— Material —
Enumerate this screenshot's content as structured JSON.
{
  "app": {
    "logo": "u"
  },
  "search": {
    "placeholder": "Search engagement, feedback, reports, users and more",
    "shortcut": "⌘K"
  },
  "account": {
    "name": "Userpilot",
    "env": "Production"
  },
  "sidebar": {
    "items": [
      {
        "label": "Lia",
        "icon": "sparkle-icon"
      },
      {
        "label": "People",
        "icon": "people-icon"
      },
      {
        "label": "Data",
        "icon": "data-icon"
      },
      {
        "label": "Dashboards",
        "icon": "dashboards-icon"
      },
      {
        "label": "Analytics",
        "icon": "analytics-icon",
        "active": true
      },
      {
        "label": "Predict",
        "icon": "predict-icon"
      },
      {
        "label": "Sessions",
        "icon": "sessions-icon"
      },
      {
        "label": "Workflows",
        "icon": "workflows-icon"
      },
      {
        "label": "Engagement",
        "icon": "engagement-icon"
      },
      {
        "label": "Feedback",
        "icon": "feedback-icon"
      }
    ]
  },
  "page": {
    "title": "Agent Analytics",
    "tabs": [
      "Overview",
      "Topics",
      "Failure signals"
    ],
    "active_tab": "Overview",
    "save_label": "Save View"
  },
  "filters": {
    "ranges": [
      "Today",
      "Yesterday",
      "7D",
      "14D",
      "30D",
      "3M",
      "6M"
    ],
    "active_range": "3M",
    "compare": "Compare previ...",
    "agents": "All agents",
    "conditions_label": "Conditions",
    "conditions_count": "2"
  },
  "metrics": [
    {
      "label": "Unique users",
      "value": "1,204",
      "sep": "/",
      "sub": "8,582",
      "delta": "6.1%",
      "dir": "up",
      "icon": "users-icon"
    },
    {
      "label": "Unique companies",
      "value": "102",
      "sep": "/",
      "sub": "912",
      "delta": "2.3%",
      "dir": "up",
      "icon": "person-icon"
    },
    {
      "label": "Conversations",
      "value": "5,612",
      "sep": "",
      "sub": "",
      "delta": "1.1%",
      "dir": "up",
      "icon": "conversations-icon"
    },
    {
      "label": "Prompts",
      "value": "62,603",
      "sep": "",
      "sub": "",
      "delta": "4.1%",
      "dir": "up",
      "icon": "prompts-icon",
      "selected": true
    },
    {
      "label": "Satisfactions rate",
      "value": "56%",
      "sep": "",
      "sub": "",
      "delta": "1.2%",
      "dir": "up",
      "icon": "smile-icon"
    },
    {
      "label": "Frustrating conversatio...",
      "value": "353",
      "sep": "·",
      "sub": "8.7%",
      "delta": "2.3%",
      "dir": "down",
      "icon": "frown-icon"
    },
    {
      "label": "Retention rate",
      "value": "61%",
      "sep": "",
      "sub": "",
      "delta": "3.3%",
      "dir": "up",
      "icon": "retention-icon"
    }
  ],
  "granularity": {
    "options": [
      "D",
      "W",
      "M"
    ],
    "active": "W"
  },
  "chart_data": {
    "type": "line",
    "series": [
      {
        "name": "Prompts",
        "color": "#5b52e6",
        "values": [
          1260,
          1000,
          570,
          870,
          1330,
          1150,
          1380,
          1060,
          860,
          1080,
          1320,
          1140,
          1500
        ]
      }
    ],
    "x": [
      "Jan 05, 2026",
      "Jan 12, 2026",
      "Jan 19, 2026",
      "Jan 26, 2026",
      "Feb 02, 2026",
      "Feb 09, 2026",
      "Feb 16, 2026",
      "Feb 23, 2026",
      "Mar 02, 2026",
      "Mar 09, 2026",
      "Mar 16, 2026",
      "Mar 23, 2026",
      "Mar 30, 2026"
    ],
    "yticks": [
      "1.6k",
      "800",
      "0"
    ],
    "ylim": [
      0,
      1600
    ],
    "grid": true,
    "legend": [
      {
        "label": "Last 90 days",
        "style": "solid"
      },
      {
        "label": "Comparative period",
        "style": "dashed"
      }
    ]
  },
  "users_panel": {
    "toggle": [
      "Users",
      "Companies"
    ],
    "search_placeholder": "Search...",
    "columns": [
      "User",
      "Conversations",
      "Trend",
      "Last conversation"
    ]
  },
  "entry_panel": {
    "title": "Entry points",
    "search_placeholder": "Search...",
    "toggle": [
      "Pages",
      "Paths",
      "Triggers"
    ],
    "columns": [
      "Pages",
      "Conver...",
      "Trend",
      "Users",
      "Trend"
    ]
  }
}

— Problem to work on —
Copy out the full material exactly as it appears.

— Written response —
Enumerate this screenshot's content as structured JSON.
{
  "app": {
    "logo": "u"
  },
  "search": {
    "placeholder": "Search engagement, feedback, reports, users and more",
    "shortcut": "⌘K"
  },
  "account": {
    "name": "Userpilot",
    "env": "Production"
  },
  "sidebar": {
    "items": [
      {
        "label": "Lia",
        "icon": "sparkle-icon"
      },
      {
        "label": "People",
        "icon": "people-icon"
      },
      {
        "label": "Data",
        "icon": "data-icon"
      },
      {
        "label": "Dashboards",
        "icon": "dashboards-icon"
      },
      {
        "label": "Analytics",
        "icon": "analytics-icon",
        "active": true
      },
      {
        "label": "Predict",
        "icon": "predict-icon"
      },
      {
        "label": "Sessions",
        "icon": "sessions-icon"
      },
      {
        "label": "Workflows",
        "icon": "workflows-icon"
      },
      {
        "label": "Engagement",
        "icon": "engagement-icon"
      },
      {
        "label": "Feedback",
        "icon": "feedback-icon"
      }
    ]
  },
  "page": {
    "title": "Agent Analytics",
    "tabs": [
      "Overview",
      "Topics",
      "Failure signals"
    ],
    "active_tab": "Overview",
    "save_label": "Save View"
  },
  "filters": {
    "ranges": [
      "Today",
      "Yesterday",
      "7D",
      "14D",
      "30D",
      "3M",
      "6M"
    ],
    "active_range": "3M",
    "compare": "Compare previ...",
    "agents": "All agents",
    "conditions_label": "Conditions",
    "conditions_count": "2"
  },
  "metrics": [
    {
      "label": "Unique users",
      "value": "1,204",
      "sep": "/",
      "sub": "8,582",
      "delta": "6.1%",
      "dir": "up",
      "icon": "users-icon"
    },
    {
      "label": "Unique companies",
      "value": "102",
      "sep": "/",
      "sub": "912",
      "delta": "2.3%",
      "dir": "up",
      "icon": "person-icon"
    },
    {
      "label": "Conversations",
      "value": "5,612",
      "sep": "",
      "sub": "",
      "delta": "1.1%",
      "dir": "up",
      "icon": "conversations-icon"
    },
    {
      "label": "Prompts",
      "value": "62,603",
      "sep": "",
      "sub": "",
      "delta": "4.1%",
      "dir": "up",
      "icon": "prompts-icon",
      "selected": true
    },
    {
      "label": "Satisfactions rate",
      "value": "56%",
      "sep": "",
      "sub": "",
      "delta": "1.2%",
      "dir": "up",
      "icon": "smile-icon"
    },
    {
      "label": "Frustrating conversatio...",
      "value": "353",
      "sep": "·",
      "sub": "8.7%",
      "delta": "2.3%",
      "dir": "down",
      "icon": "frown-icon"
    },
    {
      "label": "Retention rate",
      "value": "61%",
      "sep": "",
      "sub": "",
      "delta": "3.3%",
      "dir": "up",
      "icon": "retention-icon"
    }
  ],
  "granularity": {
    "options": [
      "D",
      "W",
      "M"
    ],
    "active": "W"
  },
  "chart_data": {
    "type": "line",
    "series": [
      {
        "name": "Prompts",
        "color": "#5b52e6",
        "values": [
          1260,
          1000,
          570,
          870,
          1330,
          1150,
          1380,
          1060,
          860,
          1080,
          1320,
          1140,
          1500
        ]
      }
    ],
    "x": [
      "Jan 05, 2026",
      "Jan 12, 2026",
      "Jan 19, 2026",
      "Jan 26, 2026",
      "Feb 02, 2026",
      "Feb 09, 2026",
      "Feb 16, 2026",
      "Feb 23, 2026",
      "Mar 02, 2026",
      "Mar 09, 2026",
      "Mar 16, 2026",
      "Mar 23, 2026",
      "Mar 30, 2026"
    ],
    "yticks": [
      "1.6k",
      "800",
      "0"
    ],
    "ylim": [
      0,
      1600
    ],
    "grid": true,
    "legend": [
      {
        "label": "Last 90 days",
        "style": "solid"
      },
      {
        "label": "Comparative period",
        "style": "dashed"
      }
    ]
  },
  "users_panel": {
    "toggle": [
      "Users",
      "Companies"
    ],
    "search_placeholder": "Search...",
    "columns": [
      "User",
      "Conversations",
      "Trend",
      "Last conversation"
    ]
  },
  "entry_panel": {
    "title": "Entry points",
    "search_placeholder": "Search...",
    "toggle": [
      "Pages",
      "Paths",
      "Triggers"
    ],
    "columns": [
      "Pages",
      "Conver...",
      "Trend",
      "Users",
      "Trend"
    ]
  }
}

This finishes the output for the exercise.